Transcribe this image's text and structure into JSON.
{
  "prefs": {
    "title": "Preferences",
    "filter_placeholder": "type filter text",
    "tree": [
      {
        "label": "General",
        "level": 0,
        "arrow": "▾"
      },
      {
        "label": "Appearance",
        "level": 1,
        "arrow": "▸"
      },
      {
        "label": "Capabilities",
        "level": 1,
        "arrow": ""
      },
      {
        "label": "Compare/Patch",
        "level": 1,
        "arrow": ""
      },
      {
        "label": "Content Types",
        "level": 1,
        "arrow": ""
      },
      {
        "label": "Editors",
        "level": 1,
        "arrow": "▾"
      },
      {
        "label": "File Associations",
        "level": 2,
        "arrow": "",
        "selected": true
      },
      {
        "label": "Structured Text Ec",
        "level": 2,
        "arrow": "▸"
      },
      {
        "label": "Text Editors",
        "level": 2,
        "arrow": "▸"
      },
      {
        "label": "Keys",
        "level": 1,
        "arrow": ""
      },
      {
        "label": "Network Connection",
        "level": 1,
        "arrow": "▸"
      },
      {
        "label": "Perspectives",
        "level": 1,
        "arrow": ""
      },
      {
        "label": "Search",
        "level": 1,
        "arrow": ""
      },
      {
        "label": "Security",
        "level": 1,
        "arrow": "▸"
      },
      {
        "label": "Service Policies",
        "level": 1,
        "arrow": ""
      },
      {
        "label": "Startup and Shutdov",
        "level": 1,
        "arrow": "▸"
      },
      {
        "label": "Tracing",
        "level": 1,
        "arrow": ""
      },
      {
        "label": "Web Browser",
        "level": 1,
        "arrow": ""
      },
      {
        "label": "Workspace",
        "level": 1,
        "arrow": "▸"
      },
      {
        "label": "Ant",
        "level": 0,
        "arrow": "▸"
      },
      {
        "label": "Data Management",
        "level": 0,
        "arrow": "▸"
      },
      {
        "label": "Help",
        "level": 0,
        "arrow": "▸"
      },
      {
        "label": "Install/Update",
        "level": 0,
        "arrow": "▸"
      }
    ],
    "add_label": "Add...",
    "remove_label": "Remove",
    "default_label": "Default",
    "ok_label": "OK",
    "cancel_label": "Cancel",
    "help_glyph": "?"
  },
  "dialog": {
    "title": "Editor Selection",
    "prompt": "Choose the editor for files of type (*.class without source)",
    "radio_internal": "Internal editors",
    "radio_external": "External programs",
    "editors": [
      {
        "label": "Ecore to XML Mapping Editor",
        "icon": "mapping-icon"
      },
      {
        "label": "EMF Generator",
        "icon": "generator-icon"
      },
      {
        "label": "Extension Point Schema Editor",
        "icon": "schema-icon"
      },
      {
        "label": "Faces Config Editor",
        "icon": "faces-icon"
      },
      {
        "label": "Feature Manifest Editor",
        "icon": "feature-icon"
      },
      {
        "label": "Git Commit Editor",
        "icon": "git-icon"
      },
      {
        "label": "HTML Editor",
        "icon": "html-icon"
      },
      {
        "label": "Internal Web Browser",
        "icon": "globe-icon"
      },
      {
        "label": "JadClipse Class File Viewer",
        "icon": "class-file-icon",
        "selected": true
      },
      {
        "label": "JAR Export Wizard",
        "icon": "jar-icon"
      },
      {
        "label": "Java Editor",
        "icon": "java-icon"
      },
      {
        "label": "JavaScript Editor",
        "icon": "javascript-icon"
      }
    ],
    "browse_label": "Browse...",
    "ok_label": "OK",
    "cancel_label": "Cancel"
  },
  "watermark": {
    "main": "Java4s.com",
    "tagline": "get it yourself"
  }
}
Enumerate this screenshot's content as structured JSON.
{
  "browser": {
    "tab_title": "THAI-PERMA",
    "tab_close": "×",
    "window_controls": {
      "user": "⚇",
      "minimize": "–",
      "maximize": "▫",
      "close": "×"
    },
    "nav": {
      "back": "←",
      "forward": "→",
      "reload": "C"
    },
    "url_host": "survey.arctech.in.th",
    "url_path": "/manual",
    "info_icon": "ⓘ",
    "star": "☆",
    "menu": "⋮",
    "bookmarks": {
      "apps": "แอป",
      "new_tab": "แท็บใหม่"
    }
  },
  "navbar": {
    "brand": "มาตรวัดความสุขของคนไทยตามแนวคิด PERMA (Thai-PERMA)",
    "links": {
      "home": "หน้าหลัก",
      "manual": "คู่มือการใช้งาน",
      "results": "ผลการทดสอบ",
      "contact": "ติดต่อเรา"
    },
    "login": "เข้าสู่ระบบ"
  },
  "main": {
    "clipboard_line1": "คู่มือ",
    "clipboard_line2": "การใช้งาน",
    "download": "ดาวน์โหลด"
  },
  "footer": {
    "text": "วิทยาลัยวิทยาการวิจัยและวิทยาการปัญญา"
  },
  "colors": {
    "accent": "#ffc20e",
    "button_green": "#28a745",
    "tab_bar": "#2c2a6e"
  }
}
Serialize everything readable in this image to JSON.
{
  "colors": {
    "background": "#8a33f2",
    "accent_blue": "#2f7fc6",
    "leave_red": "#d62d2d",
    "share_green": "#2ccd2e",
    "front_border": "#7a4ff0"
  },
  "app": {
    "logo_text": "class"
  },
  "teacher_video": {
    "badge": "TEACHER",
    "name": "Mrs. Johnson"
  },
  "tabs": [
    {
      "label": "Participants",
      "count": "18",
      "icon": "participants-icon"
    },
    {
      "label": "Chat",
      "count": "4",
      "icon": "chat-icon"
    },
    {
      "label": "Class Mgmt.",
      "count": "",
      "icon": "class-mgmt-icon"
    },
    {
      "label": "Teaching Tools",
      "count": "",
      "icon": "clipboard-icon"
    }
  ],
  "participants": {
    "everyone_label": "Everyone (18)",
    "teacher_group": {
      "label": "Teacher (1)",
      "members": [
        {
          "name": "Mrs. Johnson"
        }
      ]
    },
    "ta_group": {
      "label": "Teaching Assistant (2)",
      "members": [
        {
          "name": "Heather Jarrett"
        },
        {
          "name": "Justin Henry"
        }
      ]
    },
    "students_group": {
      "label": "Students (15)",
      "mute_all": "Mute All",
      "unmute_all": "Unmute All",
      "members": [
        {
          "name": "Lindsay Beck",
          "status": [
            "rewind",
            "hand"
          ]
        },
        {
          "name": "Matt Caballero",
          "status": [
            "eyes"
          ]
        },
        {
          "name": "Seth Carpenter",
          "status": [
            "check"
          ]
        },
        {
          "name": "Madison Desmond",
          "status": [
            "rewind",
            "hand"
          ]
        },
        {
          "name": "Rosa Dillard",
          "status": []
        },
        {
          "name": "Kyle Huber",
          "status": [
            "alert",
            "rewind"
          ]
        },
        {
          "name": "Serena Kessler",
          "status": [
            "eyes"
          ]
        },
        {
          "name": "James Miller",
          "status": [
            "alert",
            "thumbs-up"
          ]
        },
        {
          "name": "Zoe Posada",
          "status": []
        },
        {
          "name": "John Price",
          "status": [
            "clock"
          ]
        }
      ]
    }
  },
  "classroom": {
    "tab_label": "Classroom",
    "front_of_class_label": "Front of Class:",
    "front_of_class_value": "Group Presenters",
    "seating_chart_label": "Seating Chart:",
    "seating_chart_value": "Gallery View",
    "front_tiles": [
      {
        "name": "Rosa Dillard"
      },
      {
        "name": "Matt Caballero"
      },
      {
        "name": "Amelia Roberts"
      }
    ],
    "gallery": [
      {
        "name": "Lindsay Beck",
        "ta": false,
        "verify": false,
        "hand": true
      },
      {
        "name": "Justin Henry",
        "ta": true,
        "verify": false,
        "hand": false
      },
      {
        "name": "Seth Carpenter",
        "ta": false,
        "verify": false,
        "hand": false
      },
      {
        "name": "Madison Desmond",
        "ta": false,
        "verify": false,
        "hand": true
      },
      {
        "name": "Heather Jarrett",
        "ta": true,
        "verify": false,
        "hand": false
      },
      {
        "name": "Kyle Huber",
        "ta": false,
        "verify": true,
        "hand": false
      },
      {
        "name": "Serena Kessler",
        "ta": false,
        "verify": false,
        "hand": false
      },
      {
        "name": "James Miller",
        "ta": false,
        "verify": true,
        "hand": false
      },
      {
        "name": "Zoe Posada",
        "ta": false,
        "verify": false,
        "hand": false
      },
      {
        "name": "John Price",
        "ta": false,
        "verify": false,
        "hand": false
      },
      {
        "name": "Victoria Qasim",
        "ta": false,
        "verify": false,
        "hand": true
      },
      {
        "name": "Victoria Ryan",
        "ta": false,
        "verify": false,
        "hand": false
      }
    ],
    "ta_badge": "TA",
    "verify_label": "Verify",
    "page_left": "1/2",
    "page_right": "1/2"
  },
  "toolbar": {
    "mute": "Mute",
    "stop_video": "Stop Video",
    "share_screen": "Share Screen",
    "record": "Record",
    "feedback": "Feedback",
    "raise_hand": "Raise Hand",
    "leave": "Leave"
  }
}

- - - - - - -

INSTRUCTIONS TO FOLLOW »
Looking at the records above, count the lines where the word "manual" appears. State only the number.

OUTPUT FOR THIS TASK »
2